■ **SHORT EXERCISE**:
For the copy, please give all of the data again exactly and leave the pictures out.

Extracts from a graphics dataset:
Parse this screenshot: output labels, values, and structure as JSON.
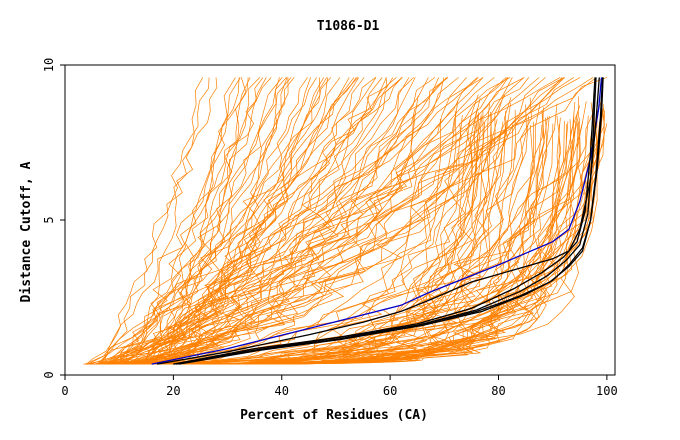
{
  "chart_data": {
    "type": "line",
    "title": "T1086-D1",
    "xlabel": "Percent of Residues (CA)",
    "ylabel": "Distance Cutoff, A",
    "xlim": [
      0,
      101.5
    ],
    "ylim": [
      0,
      10
    ],
    "xticks": [
      0,
      20,
      40,
      60,
      80,
      100
    ],
    "yticks": [
      0,
      5,
      10
    ],
    "grid": false,
    "colors": {
      "models": "#ff8000",
      "highlight": "#0000cc",
      "best": "#000000",
      "frame": "#000000"
    },
    "series": [
      {
        "role": "highlight",
        "color": "#0000cc",
        "x": [
          16,
          30,
          45,
          62,
          67,
          80,
          90,
          93,
          95,
          97,
          98.5,
          99
        ],
        "y": [
          0.35,
          0.85,
          1.5,
          2.25,
          2.65,
          3.55,
          4.3,
          4.7,
          5.6,
          7.0,
          8.6,
          9.6
        ]
      },
      {
        "role": "best",
        "color": "#000000",
        "x": [
          17,
          30,
          45,
          55,
          62,
          67,
          75,
          83,
          90,
          93,
          95,
          97,
          98,
          98.6
        ],
        "y": [
          0.35,
          0.75,
          1.3,
          1.7,
          2.05,
          2.4,
          3.0,
          3.4,
          3.75,
          4.0,
          4.7,
          6.3,
          8.2,
          9.6
        ]
      },
      {
        "role": "best",
        "color": "#000000",
        "x": [
          20,
          35,
          50,
          65,
          75,
          83,
          88,
          92,
          94.5,
          96,
          97,
          97.8
        ],
        "y": [
          0.35,
          0.85,
          1.2,
          1.65,
          2.15,
          2.8,
          3.3,
          3.8,
          4.3,
          5.3,
          7.2,
          9.6
        ]
      },
      {
        "role": "best",
        "color": "#000000",
        "x": [
          20,
          35,
          50,
          65,
          76,
          84,
          89,
          92.5,
          95,
          96.5,
          97.3,
          98
        ],
        "y": [
          0.35,
          0.8,
          1.15,
          1.6,
          2.1,
          2.7,
          3.2,
          3.7,
          4.2,
          5.2,
          7.1,
          9.6
        ]
      },
      {
        "role": "best",
        "color": "#000000",
        "x": [
          21,
          36,
          51,
          66,
          77,
          85,
          90,
          93,
          95.5,
          97,
          98,
          98.8,
          99.2
        ],
        "y": [
          0.35,
          0.8,
          1.15,
          1.6,
          2.05,
          2.6,
          3.05,
          3.55,
          4.1,
          5.0,
          6.5,
          8.3,
          9.6
        ]
      },
      {
        "role": "best",
        "color": "#000000",
        "x": [
          20.5,
          35,
          50,
          65,
          76,
          84,
          89.5,
          93,
          95.5,
          97,
          98.2,
          99,
          99.3
        ],
        "y": [
          0.35,
          0.8,
          1.2,
          1.6,
          2.05,
          2.55,
          3.0,
          3.5,
          4.0,
          5.0,
          6.6,
          8.4,
          9.6
        ]
      }
    ],
    "model_count": 160
  }
}
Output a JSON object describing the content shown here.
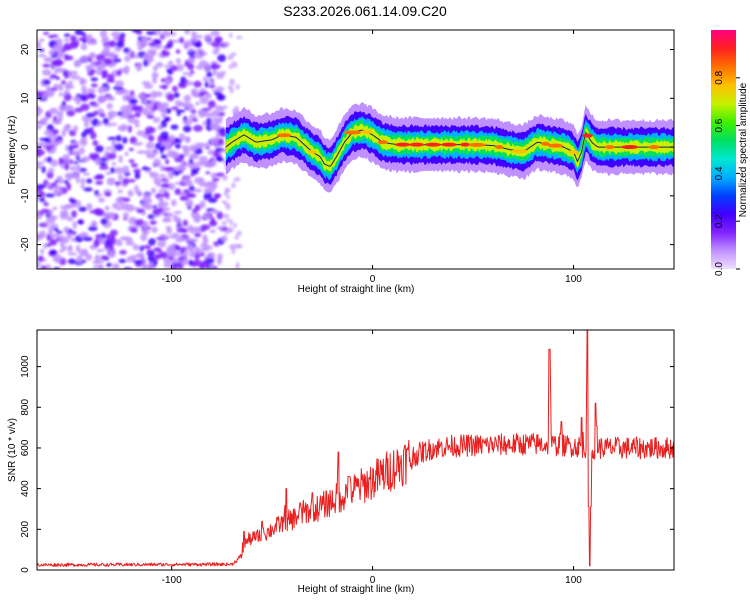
{
  "title": "S233.2026.061.14.09.C20",
  "chart_data": [
    {
      "type": "heatmap",
      "name": "spectrogram",
      "xlabel": "Height of straight line (km)",
      "ylabel": "Frequency (Hz)",
      "xlim": [
        -167,
        150
      ],
      "ylim": [
        -25,
        24
      ],
      "xticks": [
        -100,
        0,
        100
      ],
      "yticks": [
        -20,
        -10,
        0,
        10,
        20
      ],
      "noise_region_x": [
        -167,
        -74
      ],
      "ridge": [
        [
          -73,
          0
        ],
        [
          -70,
          1
        ],
        [
          -64,
          2.5
        ],
        [
          -58,
          1
        ],
        [
          -50,
          1.5
        ],
        [
          -45,
          2.5
        ],
        [
          -38,
          2
        ],
        [
          -34,
          0.5
        ],
        [
          -30,
          -1
        ],
        [
          -26,
          -2
        ],
        [
          -24,
          -3.5
        ],
        [
          -21,
          -4
        ],
        [
          -18,
          -2
        ],
        [
          -14,
          1
        ],
        [
          -10,
          3
        ],
        [
          -5,
          3.5
        ],
        [
          0,
          2.5
        ],
        [
          5,
          1
        ],
        [
          12,
          0.5
        ],
        [
          30,
          0.5
        ],
        [
          50,
          0.5
        ],
        [
          60,
          0.3
        ],
        [
          68,
          -0.5
        ],
        [
          75,
          -1
        ],
        [
          82,
          1
        ],
        [
          88,
          0.5
        ],
        [
          95,
          0
        ],
        [
          100,
          -1
        ],
        [
          102,
          -3
        ],
        [
          104,
          -1
        ],
        [
          106,
          3
        ],
        [
          109,
          1
        ],
        [
          112,
          0
        ],
        [
          120,
          0
        ],
        [
          135,
          0
        ],
        [
          150,
          0
        ]
      ],
      "colorbar": {
        "label": "Normalized spectral amplitude",
        "range": [
          0,
          1
        ],
        "ticks": [
          0.0,
          0.2,
          0.4,
          0.6,
          0.8
        ],
        "tick_labels": [
          "0.0",
          "0.2",
          "0.4",
          "0.6",
          "0.8"
        ],
        "stops": [
          "#f0e0ff",
          "#c090ff",
          "#8020ff",
          "#4000ff",
          "#0040ff",
          "#00b0ff",
          "#00e8d0",
          "#00e060",
          "#40f000",
          "#c8f000",
          "#ffc000",
          "#ff7000",
          "#ff2020",
          "#ff0080"
        ]
      }
    },
    {
      "type": "line",
      "name": "snr",
      "xlabel": "Height of straight line (km)",
      "ylabel": "SNR (10 * v/v)",
      "xlim": [
        -167,
        150
      ],
      "ylim": [
        0,
        1180
      ],
      "xticks": [
        -100,
        0,
        100
      ],
      "yticks": [
        0,
        200,
        400,
        600,
        800,
        1000
      ],
      "color": "#e82020",
      "envelope": [
        [
          -167,
          25
        ],
        [
          -70,
          28
        ],
        [
          -65,
          70
        ],
        [
          -62,
          150
        ],
        [
          -55,
          170
        ],
        [
          -45,
          230
        ],
        [
          -40,
          250
        ],
        [
          -35,
          280
        ],
        [
          -28,
          300
        ],
        [
          -20,
          340
        ],
        [
          -10,
          390
        ],
        [
          0,
          440
        ],
        [
          10,
          500
        ],
        [
          20,
          560
        ],
        [
          30,
          600
        ],
        [
          40,
          610
        ],
        [
          60,
          615
        ],
        [
          80,
          620
        ],
        [
          90,
          615
        ],
        [
          100,
          610
        ],
        [
          110,
          600
        ],
        [
          150,
          600
        ]
      ],
      "peaks": [
        [
          -64,
          190
        ],
        [
          -55,
          240
        ],
        [
          -43,
          400
        ],
        [
          -36,
          330
        ],
        [
          -30,
          380
        ],
        [
          -17,
          580
        ],
        [
          -12,
          460
        ],
        [
          88,
          1085
        ],
        [
          94,
          730
        ],
        [
          104,
          750
        ],
        [
          107,
          1180
        ],
        [
          108,
          20
        ],
        [
          111,
          820
        ]
      ]
    }
  ]
}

■ **SOLUTION TO THIS EXERCISE**:
Parse this screenshot: output labels, values, and structure as JSON.
{
  "chart_data": {
    "type": "line",
    "title": "T1086-D1",
    "xlabel": "Percent of Residues (CA)",
    "ylabel": "Distance Cutoff, A",
    "xlim": [
      0,
      101.5
    ],
    "ylim": [
      0,
      10
    ],
    "xticks": [
      0,
      20,
      40,
      60,
      80,
      100
    ],
    "yticks": [
      0,
      5,
      10
    ],
    "grid": false,
    "colors": {
      "models": "#ff8000",
      "highlight": "#0000cc",
      "best": "#000000",
      "frame": "#000000"
    },
    "series": [
      {
        "role": "highlight",
        "color": "#0000cc",
        "x": [
          16,
          30,
          45,
          62,
          67,
          80,
          90,
          93,
          95,
          97,
          98.5,
          99
        ],
        "y": [
          0.35,
          0.85,
          1.5,
          2.25,
          2.65,
          3.55,
          4.3,
          4.7,
          5.6,
          7.0,
          8.6,
          9.6
        ]
      },
      {
        "role": "best",
        "color": "#000000",
        "x": [
          17,
          30,
          45,
          55,
          62,
          67,
          75,
          83,
          90,
          93,
          95,
          97,
          98,
          98.6
        ],
        "y": [
          0.35,
          0.75,
          1.3,
          1.7,
          2.05,
          2.4,
          3.0,
          3.4,
          3.75,
          4.0,
          4.7,
          6.3,
          8.2,
          9.6
        ]
      },
      {
        "role": "best",
        "color": "#000000",
        "x": [
          20,
          35,
          50,
          65,
          75,
          83,
          88,
          92,
          94.5,
          96,
          97,
          97.8
        ],
        "y": [
          0.35,
          0.85,
          1.2,
          1.65,
          2.15,
          2.8,
          3.3,
          3.8,
          4.3,
          5.3,
          7.2,
          9.6
        ]
      },
      {
        "role": "best",
        "color": "#000000",
        "x": [
          20,
          35,
          50,
          65,
          76,
          84,
          89,
          92.5,
          95,
          96.5,
          97.3,
          98
        ],
        "y": [
          0.35,
          0.8,
          1.15,
          1.6,
          2.1,
          2.7,
          3.2,
          3.7,
          4.2,
          5.2,
          7.1,
          9.6
        ]
      },
      {
        "role": "best",
        "color": "#000000",
        "x": [
          21,
          36,
          51,
          66,
          77,
          85,
          90,
          93,
          95.5,
          97,
          98,
          98.8,
          99.2
        ],
        "y": [
          0.35,
          0.8,
          1.15,
          1.6,
          2.05,
          2.6,
          3.05,
          3.55,
          4.1,
          5.0,
          6.5,
          8.3,
          9.6
        ]
      },
      {
        "role": "best",
        "color": "#000000",
        "x": [
          20.5,
          35,
          50,
          65,
          76,
          84,
          89.5,
          93,
          95.5,
          97,
          98.2,
          99,
          99.3
        ],
        "y": [
          0.35,
          0.8,
          1.2,
          1.6,
          2.05,
          2.55,
          3.0,
          3.5,
          4.0,
          5.0,
          6.6,
          8.4,
          9.6
        ]
      }
    ],
    "model_count": 160
  }
}
Output a JSON object describing the content shown here.
{
  "title": "S233.2026.061.14.09.C20",
  "chart_data": [
    {
      "type": "heatmap",
      "name": "spectrogram",
      "xlabel": "Height of straight line (km)",
      "ylabel": "Frequency (Hz)",
      "xlim": [
        -167,
        150
      ],
      "ylim": [
        -25,
        24
      ],
      "xticks": [
        -100,
        0,
        100
      ],
      "yticks": [
        -20,
        -10,
        0,
        10,
        20
      ],
      "noise_region_x": [
        -167,
        -74
      ],
      "ridge": [
        [
          -73,
          0
        ],
        [
          -70,
          1
        ],
        [
          -64,
          2.5
        ],
        [
          -58,
          1
        ],
        [
          -50,
          1.5
        ],
        [
          -45,
          2.5
        ],
        [
          -38,
          2
        ],
        [
          -34,
          0.5
        ],
        [
          -30,
          -1
        ],
        [
          -26,
          -2
        ],
        [
          -24,
          -3.5
        ],
        [
          -21,
          -4
        ],
        [
          -18,
          -2
        ],
        [
          -14,
          1
        ],
        [
          -10,
          3
        ],
        [
          -5,
          3.5
        ],
        [
          0,
          2.5
        ],
        [
          5,
          1
        ],
        [
          12,
          0.5
        ],
        [
          30,
          0.5
        ],
        [
          50,
          0.5
        ],
        [
          60,
          0.3
        ],
        [
          68,
          -0.5
        ],
        [
          75,
          -1
        ],
        [
          82,
          1
        ],
        [
          88,
          0.5
        ],
        [
          95,
          0
        ],
        [
          100,
          -1
        ],
        [
          102,
          -3
        ],
        [
          104,
          -1
        ],
        [
          106,
          3
        ],
        [
          109,
          1
        ],
        [
          112,
          0
        ],
        [
          120,
          0
        ],
        [
          135,
          0
        ],
        [
          150,
          0
        ]
      ],
      "colorbar": {
        "label": "Normalized spectral amplitude",
        "range": [
          0,
          1
        ],
        "ticks": [
          0.0,
          0.2,
          0.4,
          0.6,
          0.8
        ],
        "tick_labels": [
          "0.0",
          "0.2",
          "0.4",
          "0.6",
          "0.8"
        ],
        "stops": [
          "#f0e0ff",
          "#c090ff",
          "#8020ff",
          "#4000ff",
          "#0040ff",
          "#00b0ff",
          "#00e8d0",
          "#00e060",
          "#40f000",
          "#c8f000",
          "#ffc000",
          "#ff7000",
          "#ff2020",
          "#ff0080"
        ]
      }
    },
    {
      "type": "line",
      "name": "snr",
      "xlabel": "Height of straight line (km)",
      "ylabel": "SNR (10 * v/v)",
      "xlim": [
        -167,
        150
      ],
      "ylim": [
        0,
        1180
      ],
      "xticks": [
        -100,
        0,
        100
      ],
      "yticks": [
        0,
        200,
        400,
        600,
        800,
        1000
      ],
      "color": "#e82020",
      "envelope": [
        [
          -167,
          25
        ],
        [
          -70,
          28
        ],
        [
          -65,
          70
        ],
        [
          -62,
          150
        ],
        [
          -55,
          170
        ],
        [
          -45,
          230
        ],
        [
          -40,
          250
        ],
        [
          -35,
          280
        ],
        [
          -28,
          300
        ],
        [
          -20,
          340
        ],
        [
          -10,
          390
        ],
        [
          0,
          440
        ],
        [
          10,
          500
        ],
        [
          20,
          560
        ],
        [
          30,
          600
        ],
        [
          40,
          610
        ],
        [
          60,
          615
        ],
        [
          80,
          620
        ],
        [
          90,
          615
        ],
        [
          100,
          610
        ],
        [
          110,
          600
        ],
        [
          150,
          600
        ]
      ],
      "peaks": [
        [
          -64,
          190
        ],
        [
          -55,
          240
        ],
        [
          -43,
          400
        ],
        [
          -36,
          330
        ],
        [
          -30,
          380
        ],
        [
          -17,
          580
        ],
        [
          -12,
          460
        ],
        [
          88,
          1085
        ],
        [
          94,
          730
        ],
        [
          104,
          750
        ],
        [
          107,
          1180
        ],
        [
          108,
          20
        ],
        [
          111,
          820
        ]
      ]
    }
  ]
}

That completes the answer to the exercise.